WHAT YOU SHOULD DO: Your task is to print all of the material verbatim.

—————

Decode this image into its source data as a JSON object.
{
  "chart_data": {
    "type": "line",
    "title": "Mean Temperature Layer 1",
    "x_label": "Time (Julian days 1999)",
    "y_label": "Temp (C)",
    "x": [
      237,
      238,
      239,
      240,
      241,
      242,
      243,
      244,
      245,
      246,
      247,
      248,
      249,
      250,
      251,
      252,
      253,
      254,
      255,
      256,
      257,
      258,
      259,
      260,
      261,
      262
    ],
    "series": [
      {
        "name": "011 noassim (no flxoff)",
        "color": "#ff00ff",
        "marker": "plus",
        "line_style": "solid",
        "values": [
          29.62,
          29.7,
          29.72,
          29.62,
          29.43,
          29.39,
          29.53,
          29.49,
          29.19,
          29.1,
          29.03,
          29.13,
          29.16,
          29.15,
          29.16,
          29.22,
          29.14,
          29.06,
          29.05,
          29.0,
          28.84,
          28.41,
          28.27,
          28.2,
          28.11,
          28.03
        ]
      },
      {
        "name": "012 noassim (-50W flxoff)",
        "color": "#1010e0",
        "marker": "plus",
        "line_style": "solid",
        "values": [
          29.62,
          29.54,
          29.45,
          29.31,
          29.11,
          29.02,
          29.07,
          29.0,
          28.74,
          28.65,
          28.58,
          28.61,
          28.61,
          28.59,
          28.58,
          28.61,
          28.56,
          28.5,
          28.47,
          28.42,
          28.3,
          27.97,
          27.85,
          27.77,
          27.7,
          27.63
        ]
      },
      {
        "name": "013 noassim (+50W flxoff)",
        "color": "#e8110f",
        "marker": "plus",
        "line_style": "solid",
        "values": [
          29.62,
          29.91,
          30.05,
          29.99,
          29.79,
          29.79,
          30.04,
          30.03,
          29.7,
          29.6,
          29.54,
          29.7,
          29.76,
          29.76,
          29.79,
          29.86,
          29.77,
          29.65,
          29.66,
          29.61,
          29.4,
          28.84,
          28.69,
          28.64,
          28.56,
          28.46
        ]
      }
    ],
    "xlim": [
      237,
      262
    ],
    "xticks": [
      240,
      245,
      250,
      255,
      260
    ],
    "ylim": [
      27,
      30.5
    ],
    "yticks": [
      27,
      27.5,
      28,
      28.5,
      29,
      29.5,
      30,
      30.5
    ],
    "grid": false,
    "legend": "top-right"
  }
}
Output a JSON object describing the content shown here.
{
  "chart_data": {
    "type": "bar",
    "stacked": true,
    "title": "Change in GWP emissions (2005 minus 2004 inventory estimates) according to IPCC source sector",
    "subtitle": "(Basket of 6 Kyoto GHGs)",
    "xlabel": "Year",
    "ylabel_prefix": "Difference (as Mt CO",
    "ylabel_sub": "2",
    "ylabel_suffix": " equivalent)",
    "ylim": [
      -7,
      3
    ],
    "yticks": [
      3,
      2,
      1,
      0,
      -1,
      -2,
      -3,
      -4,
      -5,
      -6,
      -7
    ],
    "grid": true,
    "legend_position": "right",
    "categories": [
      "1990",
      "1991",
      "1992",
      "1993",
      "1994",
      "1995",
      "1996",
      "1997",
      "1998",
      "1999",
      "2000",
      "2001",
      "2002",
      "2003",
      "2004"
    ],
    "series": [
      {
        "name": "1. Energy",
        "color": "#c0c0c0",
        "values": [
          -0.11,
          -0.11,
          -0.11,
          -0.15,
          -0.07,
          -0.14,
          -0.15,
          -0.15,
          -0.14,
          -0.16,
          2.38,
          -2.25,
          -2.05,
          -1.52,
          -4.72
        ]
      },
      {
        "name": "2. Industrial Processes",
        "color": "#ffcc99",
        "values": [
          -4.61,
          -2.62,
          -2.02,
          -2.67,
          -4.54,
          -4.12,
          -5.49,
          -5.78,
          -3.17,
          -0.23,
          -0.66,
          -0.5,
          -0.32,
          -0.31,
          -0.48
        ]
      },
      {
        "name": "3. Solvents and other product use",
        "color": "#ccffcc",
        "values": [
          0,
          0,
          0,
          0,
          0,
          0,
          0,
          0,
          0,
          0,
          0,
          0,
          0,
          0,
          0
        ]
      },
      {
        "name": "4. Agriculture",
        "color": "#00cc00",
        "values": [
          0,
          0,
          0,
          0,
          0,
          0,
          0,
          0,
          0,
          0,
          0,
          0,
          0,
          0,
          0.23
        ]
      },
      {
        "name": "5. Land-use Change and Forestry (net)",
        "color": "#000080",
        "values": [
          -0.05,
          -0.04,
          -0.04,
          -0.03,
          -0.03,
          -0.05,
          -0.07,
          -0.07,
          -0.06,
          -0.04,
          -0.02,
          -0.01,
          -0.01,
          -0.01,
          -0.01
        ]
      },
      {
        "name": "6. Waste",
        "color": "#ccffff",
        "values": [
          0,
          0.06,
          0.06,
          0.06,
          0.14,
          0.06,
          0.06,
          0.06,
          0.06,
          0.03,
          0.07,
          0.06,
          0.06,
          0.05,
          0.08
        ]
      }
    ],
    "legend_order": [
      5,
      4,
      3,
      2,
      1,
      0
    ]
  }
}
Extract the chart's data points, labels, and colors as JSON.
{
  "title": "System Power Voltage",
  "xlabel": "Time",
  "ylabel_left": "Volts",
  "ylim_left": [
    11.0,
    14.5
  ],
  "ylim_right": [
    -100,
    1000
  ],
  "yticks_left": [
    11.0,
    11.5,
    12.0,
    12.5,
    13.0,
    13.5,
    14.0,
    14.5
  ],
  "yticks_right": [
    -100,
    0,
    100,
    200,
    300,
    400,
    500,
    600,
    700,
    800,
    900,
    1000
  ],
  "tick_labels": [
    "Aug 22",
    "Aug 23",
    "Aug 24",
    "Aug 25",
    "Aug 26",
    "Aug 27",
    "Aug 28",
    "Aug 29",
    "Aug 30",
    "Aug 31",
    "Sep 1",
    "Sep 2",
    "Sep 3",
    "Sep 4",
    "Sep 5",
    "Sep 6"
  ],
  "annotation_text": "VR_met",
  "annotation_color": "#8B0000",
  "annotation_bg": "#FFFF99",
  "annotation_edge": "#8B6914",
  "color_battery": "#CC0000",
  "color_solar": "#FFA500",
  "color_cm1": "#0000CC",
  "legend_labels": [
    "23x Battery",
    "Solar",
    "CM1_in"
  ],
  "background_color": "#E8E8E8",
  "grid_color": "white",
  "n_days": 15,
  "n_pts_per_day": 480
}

—————

RESULT:
Decode this image into its source data as a JSON object.
{
  "chart_data": {
    "type": "line",
    "title": "Mean Temperature Layer 1",
    "x_label": "Time (Julian days 1999)",
    "y_label": "Temp (C)",
    "x": [
      237,
      238,
      239,
      240,
      241,
      242,
      243,
      244,
      245,
      246,
      247,
      248,
      249,
      250,
      251,
      252,
      253,
      254,
      255,
      256,
      257,
      258,
      259,
      260,
      261,
      262
    ],
    "series": [
      {
        "name": "011 noassim (no flxoff)",
        "color": "#ff00ff",
        "marker": "plus",
        "line_style": "solid",
        "values": [
          29.62,
          29.7,
          29.72,
          29.62,
          29.43,
          29.39,
          29.53,
          29.49,
          29.19,
          29.1,
          29.03,
          29.13,
          29.16,
          29.15,
          29.16,
          29.22,
          29.14,
          29.06,
          29.05,
          29.0,
          28.84,
          28.41,
          28.27,
          28.2,
          28.11,
          28.03
        ]
      },
      {
        "name": "012 noassim (-50W flxoff)",
        "color": "#1010e0",
        "marker": "plus",
        "line_style": "solid",
        "values": [
          29.62,
          29.54,
          29.45,
          29.31,
          29.11,
          29.02,
          29.07,
          29.0,
          28.74,
          28.65,
          28.58,
          28.61,
          28.61,
          28.59,
          28.58,
          28.61,
          28.56,
          28.5,
          28.47,
          28.42,
          28.3,
          27.97,
          27.85,
          27.77,
          27.7,
          27.63
        ]
      },
      {
        "name": "013 noassim (+50W flxoff)",
        "color": "#e8110f",
        "marker": "plus",
        "line_style": "solid",
        "values": [
          29.62,
          29.91,
          30.05,
          29.99,
          29.79,
          29.79,
          30.04,
          30.03,
          29.7,
          29.6,
          29.54,
          29.7,
          29.76,
          29.76,
          29.79,
          29.86,
          29.77,
          29.65,
          29.66,
          29.61,
          29.4,
          28.84,
          28.69,
          28.64,
          28.56,
          28.46
        ]
      }
    ],
    "xlim": [
      237,
      262
    ],
    "xticks": [
      240,
      245,
      250,
      255,
      260
    ],
    "ylim": [
      27,
      30.5
    ],
    "yticks": [
      27,
      27.5,
      28,
      28.5,
      29,
      29.5,
      30,
      30.5
    ],
    "grid": false,
    "legend": "top-right"
  }
}
Output a JSON object describing the content shown here.
{
  "chart_data": {
    "type": "bar",
    "stacked": true,
    "title": "Change in GWP emissions (2005 minus 2004 inventory estimates) according to IPCC source sector",
    "subtitle": "(Basket of 6 Kyoto GHGs)",
    "xlabel": "Year",
    "ylabel_prefix": "Difference (as Mt CO",
    "ylabel_sub": "2",
    "ylabel_suffix": " equivalent)",
    "ylim": [
      -7,
      3
    ],
    "yticks": [
      3,
      2,
      1,
      0,
      -1,
      -2,
      -3,
      -4,
      -5,
      -6,
      -7
    ],
    "grid": true,
    "legend_position": "right",
    "categories": [
      "1990",
      "1991",
      "1992",
      "1993",
      "1994",
      "1995",
      "1996",
      "1997",
      "1998",
      "1999",
      "2000",
      "2001",
      "2002",
      "2003",
      "2004"
    ],
    "series": [
      {
        "name": "1. Energy",
        "color": "#c0c0c0",
        "values": [
          -0.11,
          -0.11,
          -0.11,
          -0.15,
          -0.07,
          -0.14,
          -0.15,
          -0.15,
          -0.14,
          -0.16,
          2.38,
          -2.25,
          -2.05,
          -1.52,
          -4.72
        ]
      },
      {
        "name": "2. Industrial Processes",
        "color": "#ffcc99",
        "values": [
          -4.61,
          -2.62,
          -2.02,
          -2.67,
          -4.54,
          -4.12,
          -5.49,
          -5.78,
          -3.17,
          -0.23,
          -0.66,
          -0.5,
          -0.32,
          -0.31,
          -0.48
        ]
      },
      {
        "name": "3. Solvents and other product use",
        "color": "#ccffcc",
        "values": [
          0,
          0,
          0,
          0,
          0,
          0,
          0,
          0,
          0,
          0,
          0,
          0,
          0,
          0,
          0
        ]
      },
      {
        "name": "4. Agriculture",
        "color": "#00cc00",
        "values": [
          0,
          0,
          0,
          0,
          0,
          0,
          0,
          0,
          0,
          0,
          0,
          0,
          0,
          0,
          0.23
        ]
      },
      {
        "name": "5. Land-use Change and Forestry (net)",
        "color": "#000080",
        "values": [
          -0.05,
          -0.04,
          -0.04,
          -0.03,
          -0.03,
          -0.05,
          -0.07,
          -0.07,
          -0.06,
          -0.04,
          -0.02,
          -0.01,
          -0.01,
          -0.01,
          -0.01
        ]
      },
      {
        "name": "6. Waste",
        "color": "#ccffff",
        "values": [
          0,
          0.06,
          0.06,
          0.06,
          0.14,
          0.06,
          0.06,
          0.06,
          0.06,
          0.03,
          0.07,
          0.06,
          0.06,
          0.05,
          0.08
        ]
      }
    ],
    "legend_order": [
      5,
      4,
      3,
      2,
      1,
      0
    ]
  }
}
Extract the chart's data points, labels, and colors as JSON.
{
  "title": "System Power Voltage",
  "xlabel": "Time",
  "ylabel_left": "Volts",
  "ylim_left": [
    11.0,
    14.5
  ],
  "ylim_right": [
    -100,
    1000
  ],
  "yticks_left": [
    11.0,
    11.5,
    12.0,
    12.5,
    13.0,
    13.5,
    14.0,
    14.5
  ],
  "yticks_right": [
    -100,
    0,
    100,
    200,
    300,
    400,
    500,
    600,
    700,
    800,
    900,
    1000
  ],
  "tick_labels": [
    "Aug 22",
    "Aug 23",
    "Aug 24",
    "Aug 25",
    "Aug 26",
    "Aug 27",
    "Aug 28",
    "Aug 29",
    "Aug 30",
    "Aug 31",
    "Sep 1",
    "Sep 2",
    "Sep 3",
    "Sep 4",
    "Sep 5",
    "Sep 6"
  ],
  "annotation_text": "VR_met",
  "annotation_color": "#8B0000",
  "annotation_bg": "#FFFF99",
  "annotation_edge": "#8B6914",
  "color_battery": "#CC0000",
  "color_solar": "#FFA500",
  "color_cm1": "#0000CC",
  "legend_labels": [
    "23x Battery",
    "Solar",
    "CM1_in"
  ],
  "background_color": "#E8E8E8",
  "grid_color": "white",
  "n_days": 15,
  "n_pts_per_day": 480
}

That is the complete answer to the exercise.